* _What to produce_: Count lines, not occurrences: give the number of lines holding the word "planning", and nothing besides.
------------------------------------------------------------------------
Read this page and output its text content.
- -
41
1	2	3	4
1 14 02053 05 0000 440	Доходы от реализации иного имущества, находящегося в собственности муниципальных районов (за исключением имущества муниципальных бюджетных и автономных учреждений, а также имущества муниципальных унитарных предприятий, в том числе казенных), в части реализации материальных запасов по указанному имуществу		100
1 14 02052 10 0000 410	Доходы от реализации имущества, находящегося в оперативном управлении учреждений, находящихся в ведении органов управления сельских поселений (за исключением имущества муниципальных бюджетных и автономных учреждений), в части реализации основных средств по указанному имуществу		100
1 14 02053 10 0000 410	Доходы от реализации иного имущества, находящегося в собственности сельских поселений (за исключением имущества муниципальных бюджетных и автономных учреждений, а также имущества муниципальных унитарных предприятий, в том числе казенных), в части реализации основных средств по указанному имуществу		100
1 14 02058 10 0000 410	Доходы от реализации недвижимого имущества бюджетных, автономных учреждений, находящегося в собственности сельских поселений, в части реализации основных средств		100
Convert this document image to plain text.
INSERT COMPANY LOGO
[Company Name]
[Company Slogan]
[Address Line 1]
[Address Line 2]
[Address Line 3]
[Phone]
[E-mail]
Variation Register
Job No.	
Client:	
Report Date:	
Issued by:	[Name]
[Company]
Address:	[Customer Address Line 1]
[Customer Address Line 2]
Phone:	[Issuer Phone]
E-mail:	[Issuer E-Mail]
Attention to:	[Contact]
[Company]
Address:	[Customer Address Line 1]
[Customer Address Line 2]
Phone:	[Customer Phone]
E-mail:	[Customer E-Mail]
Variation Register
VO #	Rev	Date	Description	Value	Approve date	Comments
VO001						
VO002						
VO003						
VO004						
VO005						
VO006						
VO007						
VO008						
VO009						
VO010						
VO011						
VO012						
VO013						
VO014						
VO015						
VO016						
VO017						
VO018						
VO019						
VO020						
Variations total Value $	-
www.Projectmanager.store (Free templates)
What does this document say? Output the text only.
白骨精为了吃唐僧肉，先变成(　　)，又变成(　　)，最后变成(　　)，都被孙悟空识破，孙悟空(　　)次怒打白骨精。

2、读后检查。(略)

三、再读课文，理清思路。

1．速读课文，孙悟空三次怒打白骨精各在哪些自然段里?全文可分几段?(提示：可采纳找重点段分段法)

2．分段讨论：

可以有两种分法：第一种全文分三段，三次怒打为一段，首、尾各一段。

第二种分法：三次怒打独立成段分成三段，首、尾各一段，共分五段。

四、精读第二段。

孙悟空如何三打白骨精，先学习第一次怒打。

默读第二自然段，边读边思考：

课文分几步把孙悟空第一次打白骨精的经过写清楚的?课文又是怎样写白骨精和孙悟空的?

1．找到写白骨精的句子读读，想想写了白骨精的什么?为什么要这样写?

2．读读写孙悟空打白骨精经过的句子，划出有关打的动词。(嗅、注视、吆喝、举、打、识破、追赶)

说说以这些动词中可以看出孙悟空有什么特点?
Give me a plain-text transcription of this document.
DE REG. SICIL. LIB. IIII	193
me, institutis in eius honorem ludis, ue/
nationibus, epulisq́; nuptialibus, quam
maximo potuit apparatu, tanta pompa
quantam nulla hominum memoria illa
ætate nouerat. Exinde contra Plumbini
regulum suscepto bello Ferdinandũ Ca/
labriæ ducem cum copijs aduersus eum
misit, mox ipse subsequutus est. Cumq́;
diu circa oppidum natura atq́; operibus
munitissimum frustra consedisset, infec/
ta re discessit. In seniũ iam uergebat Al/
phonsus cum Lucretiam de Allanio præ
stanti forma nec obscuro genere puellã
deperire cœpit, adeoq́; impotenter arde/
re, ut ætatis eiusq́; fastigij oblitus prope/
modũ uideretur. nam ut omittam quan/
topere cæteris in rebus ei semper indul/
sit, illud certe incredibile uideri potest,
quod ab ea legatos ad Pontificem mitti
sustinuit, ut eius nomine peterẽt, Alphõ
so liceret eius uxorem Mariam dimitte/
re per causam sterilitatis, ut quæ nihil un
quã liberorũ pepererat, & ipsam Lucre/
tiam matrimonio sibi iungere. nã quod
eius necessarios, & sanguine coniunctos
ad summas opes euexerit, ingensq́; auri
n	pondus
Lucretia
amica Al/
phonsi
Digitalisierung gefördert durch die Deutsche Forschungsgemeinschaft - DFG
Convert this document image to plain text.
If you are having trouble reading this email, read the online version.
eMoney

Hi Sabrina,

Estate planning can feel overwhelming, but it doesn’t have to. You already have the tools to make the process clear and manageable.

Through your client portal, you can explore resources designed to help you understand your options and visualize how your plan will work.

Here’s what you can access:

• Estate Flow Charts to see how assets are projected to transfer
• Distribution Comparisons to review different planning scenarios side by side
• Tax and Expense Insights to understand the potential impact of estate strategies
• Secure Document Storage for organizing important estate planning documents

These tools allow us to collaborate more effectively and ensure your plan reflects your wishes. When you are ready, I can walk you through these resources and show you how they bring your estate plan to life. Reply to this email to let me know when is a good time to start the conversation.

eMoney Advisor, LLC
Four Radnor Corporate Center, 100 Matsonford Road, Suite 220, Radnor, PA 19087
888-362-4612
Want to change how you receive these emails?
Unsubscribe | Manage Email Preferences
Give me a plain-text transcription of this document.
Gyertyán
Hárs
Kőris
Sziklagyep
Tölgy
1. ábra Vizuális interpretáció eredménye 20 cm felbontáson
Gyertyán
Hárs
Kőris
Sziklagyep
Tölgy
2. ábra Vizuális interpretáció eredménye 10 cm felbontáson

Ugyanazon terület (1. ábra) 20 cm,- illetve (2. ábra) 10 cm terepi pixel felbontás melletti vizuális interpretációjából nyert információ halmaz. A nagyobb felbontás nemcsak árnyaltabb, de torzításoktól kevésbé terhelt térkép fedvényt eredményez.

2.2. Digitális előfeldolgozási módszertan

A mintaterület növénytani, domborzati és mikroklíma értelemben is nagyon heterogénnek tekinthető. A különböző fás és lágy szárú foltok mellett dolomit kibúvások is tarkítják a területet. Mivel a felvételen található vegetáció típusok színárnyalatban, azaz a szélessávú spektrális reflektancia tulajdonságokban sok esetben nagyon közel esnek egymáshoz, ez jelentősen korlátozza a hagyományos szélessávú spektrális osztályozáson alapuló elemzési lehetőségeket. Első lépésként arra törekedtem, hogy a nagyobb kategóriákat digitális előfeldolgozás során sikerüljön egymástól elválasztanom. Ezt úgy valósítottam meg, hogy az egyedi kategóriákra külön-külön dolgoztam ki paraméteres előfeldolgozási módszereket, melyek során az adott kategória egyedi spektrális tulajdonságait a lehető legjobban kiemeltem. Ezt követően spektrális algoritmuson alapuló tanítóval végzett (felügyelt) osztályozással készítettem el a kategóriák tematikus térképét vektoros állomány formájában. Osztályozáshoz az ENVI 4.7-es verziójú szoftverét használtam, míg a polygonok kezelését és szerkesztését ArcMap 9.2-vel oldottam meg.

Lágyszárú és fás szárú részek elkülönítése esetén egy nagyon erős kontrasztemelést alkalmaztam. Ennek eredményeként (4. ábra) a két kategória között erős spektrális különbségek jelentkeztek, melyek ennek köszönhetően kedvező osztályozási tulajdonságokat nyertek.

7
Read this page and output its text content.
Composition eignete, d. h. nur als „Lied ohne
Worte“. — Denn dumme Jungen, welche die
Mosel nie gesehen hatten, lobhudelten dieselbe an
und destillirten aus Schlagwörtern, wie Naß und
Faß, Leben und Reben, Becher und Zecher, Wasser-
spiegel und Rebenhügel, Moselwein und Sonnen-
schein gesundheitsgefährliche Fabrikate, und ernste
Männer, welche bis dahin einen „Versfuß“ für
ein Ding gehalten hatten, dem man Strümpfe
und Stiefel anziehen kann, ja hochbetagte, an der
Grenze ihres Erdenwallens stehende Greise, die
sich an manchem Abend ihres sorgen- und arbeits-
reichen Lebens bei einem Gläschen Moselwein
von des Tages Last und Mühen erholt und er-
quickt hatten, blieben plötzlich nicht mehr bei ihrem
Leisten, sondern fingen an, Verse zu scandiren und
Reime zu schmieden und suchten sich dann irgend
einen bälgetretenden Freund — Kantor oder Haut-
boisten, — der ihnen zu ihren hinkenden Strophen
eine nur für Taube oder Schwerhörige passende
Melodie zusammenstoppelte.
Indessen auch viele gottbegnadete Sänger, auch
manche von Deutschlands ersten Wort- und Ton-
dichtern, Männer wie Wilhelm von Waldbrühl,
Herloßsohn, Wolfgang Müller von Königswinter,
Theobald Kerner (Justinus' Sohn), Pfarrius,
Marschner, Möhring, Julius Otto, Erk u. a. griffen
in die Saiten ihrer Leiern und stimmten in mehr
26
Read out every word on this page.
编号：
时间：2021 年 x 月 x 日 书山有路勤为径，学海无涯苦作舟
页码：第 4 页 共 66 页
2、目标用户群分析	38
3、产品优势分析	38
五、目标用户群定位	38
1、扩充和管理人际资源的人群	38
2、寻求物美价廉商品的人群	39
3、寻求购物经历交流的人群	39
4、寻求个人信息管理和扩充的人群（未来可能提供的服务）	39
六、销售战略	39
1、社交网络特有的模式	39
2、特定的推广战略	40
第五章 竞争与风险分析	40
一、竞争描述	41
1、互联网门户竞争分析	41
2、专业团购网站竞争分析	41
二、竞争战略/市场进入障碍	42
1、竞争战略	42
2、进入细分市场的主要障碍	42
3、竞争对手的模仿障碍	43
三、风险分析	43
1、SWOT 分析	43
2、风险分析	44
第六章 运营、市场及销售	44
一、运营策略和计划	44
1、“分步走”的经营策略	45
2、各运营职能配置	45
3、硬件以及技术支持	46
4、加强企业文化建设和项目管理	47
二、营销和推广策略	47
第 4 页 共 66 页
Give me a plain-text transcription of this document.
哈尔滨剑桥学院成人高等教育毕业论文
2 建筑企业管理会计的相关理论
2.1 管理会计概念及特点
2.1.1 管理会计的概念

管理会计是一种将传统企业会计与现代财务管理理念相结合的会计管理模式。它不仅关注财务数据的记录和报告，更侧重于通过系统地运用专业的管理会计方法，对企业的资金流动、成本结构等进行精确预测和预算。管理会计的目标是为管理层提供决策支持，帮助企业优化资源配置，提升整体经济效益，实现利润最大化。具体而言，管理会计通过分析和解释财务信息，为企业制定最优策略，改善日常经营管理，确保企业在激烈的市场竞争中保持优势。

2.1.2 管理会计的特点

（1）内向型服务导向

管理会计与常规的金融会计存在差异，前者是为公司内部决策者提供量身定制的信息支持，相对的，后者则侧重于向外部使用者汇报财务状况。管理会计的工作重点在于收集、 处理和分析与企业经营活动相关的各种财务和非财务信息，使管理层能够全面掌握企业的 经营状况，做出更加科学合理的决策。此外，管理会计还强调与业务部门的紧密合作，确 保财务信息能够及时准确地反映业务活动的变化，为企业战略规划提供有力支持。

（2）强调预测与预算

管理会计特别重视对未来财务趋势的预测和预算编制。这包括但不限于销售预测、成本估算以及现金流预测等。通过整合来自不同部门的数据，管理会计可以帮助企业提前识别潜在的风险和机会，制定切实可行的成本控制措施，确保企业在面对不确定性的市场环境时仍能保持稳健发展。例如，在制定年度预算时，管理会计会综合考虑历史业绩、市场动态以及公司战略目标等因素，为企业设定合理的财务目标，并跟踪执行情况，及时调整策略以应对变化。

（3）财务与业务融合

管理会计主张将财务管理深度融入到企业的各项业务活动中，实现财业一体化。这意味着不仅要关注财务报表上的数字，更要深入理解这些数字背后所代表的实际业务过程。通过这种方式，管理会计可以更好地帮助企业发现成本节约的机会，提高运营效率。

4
------------------------------------------------------------------------
* _Result of this task_: 3